GIVEN EXERCISE: Go through the entries one line at a time, and gather every line that has the word "show".

EXERCISE MATERIALS:

● ● ● ● ● ● ●

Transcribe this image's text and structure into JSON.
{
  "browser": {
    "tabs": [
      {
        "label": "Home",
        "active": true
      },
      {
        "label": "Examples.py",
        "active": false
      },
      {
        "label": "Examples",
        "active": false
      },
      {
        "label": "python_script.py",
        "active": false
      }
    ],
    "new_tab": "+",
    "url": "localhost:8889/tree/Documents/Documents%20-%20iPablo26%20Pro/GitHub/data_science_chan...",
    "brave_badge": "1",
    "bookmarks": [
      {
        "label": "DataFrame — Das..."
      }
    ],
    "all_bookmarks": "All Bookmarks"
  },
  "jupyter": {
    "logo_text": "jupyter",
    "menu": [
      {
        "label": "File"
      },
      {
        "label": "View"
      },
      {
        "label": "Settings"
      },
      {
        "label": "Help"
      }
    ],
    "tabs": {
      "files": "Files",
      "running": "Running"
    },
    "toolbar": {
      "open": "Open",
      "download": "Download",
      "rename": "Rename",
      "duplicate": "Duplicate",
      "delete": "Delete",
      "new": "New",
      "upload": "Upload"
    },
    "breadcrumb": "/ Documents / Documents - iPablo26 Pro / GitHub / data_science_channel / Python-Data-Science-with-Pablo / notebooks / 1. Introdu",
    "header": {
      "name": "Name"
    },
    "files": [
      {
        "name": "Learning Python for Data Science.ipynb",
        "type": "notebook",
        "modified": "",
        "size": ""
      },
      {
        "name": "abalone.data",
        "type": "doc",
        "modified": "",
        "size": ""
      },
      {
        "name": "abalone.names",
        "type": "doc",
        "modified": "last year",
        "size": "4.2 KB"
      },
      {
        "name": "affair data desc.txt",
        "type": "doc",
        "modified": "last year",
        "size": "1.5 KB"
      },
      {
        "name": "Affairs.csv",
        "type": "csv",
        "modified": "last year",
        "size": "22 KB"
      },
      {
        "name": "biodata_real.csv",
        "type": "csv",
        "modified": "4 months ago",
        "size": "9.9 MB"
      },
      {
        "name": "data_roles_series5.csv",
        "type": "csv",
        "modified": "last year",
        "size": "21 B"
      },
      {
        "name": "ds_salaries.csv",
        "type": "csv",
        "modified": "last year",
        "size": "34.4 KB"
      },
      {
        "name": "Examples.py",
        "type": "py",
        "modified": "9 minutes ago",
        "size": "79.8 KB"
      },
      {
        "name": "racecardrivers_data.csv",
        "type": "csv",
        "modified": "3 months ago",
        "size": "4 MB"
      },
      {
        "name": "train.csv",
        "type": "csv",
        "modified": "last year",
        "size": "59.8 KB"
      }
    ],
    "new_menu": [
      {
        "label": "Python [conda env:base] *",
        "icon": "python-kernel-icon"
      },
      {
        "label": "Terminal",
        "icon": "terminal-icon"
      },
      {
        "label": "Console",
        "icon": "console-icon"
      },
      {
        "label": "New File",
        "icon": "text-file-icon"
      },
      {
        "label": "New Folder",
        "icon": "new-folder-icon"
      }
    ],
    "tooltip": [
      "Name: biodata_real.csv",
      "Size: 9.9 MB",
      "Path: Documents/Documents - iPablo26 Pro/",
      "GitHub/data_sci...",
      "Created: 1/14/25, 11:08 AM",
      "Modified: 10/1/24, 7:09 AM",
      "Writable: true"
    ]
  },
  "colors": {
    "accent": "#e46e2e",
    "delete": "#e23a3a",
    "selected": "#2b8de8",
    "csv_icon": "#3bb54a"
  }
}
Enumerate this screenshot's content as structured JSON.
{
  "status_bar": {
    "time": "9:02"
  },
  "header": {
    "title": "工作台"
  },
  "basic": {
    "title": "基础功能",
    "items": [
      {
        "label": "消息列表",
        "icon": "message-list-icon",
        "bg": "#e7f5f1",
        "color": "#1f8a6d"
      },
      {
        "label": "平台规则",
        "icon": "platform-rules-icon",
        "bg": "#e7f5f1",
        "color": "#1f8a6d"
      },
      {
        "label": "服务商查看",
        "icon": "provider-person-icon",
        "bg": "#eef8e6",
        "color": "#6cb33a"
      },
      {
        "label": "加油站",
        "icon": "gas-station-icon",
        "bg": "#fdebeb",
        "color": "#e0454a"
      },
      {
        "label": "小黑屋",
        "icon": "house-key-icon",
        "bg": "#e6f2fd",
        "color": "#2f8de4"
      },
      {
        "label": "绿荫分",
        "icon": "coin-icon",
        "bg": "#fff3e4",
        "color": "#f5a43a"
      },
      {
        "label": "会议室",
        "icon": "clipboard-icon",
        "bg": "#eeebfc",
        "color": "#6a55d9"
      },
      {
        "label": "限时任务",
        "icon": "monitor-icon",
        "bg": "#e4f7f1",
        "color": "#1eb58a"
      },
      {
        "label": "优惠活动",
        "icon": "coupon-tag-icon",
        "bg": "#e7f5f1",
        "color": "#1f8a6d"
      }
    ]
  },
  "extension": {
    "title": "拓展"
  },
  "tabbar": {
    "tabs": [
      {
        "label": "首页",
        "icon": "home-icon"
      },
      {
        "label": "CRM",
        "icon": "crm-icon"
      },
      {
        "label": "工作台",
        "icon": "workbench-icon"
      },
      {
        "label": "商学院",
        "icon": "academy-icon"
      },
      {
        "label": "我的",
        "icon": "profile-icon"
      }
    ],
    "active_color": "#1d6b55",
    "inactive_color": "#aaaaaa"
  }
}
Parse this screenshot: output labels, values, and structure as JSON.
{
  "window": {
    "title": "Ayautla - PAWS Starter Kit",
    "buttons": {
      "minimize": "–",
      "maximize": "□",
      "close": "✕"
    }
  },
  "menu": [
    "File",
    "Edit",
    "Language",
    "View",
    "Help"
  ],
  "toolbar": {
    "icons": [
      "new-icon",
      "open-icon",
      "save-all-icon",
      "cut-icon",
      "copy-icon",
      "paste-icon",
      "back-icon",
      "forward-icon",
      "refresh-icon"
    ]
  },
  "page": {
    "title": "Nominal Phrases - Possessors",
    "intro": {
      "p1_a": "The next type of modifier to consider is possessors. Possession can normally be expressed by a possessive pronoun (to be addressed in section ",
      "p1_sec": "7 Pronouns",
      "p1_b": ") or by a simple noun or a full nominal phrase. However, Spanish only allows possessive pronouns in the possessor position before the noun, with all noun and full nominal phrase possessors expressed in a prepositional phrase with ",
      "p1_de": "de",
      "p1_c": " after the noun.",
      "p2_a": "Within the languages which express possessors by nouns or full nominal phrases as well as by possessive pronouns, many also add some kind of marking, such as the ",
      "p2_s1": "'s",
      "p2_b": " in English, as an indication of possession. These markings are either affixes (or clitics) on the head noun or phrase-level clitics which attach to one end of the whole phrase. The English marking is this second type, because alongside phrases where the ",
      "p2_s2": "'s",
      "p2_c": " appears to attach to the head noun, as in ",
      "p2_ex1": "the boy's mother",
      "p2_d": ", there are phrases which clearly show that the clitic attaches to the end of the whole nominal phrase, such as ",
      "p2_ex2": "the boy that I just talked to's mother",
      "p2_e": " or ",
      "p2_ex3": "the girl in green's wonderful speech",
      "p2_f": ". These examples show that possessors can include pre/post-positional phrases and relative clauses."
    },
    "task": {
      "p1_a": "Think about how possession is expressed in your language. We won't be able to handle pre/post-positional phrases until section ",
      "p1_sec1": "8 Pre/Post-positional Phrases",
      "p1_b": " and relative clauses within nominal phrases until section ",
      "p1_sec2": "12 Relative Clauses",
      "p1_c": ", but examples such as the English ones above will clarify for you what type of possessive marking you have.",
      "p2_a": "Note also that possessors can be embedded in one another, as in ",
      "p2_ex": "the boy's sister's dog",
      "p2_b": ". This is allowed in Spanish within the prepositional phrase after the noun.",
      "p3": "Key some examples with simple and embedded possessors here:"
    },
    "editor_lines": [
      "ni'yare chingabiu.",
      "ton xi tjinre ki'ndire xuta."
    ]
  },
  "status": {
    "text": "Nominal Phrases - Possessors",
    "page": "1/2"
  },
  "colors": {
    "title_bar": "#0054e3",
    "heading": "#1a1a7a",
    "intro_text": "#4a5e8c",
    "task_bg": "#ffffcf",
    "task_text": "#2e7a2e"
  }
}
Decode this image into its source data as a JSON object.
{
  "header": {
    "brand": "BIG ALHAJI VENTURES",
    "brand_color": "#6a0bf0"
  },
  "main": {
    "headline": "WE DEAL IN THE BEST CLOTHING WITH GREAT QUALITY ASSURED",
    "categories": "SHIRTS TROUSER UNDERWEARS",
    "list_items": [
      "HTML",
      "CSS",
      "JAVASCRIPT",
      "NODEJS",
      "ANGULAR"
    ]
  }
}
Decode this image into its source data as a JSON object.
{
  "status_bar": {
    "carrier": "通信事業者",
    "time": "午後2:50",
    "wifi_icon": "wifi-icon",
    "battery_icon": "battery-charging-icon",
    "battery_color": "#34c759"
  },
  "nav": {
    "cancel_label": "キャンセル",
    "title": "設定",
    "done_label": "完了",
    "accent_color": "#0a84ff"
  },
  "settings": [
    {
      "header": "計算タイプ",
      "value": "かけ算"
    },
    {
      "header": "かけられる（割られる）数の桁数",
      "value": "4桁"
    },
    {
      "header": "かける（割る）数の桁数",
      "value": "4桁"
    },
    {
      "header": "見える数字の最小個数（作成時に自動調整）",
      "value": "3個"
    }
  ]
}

● ● ● ● ● ● ●

WRITTEN REPLY:
      "p2_d": ", there are phrases which clearly show that the clitic attaches to the end of the whole nominal phrase, such as ",
      "p2_f": ". These examples show that possessors can include pre/post-positional phrases and relative clauses."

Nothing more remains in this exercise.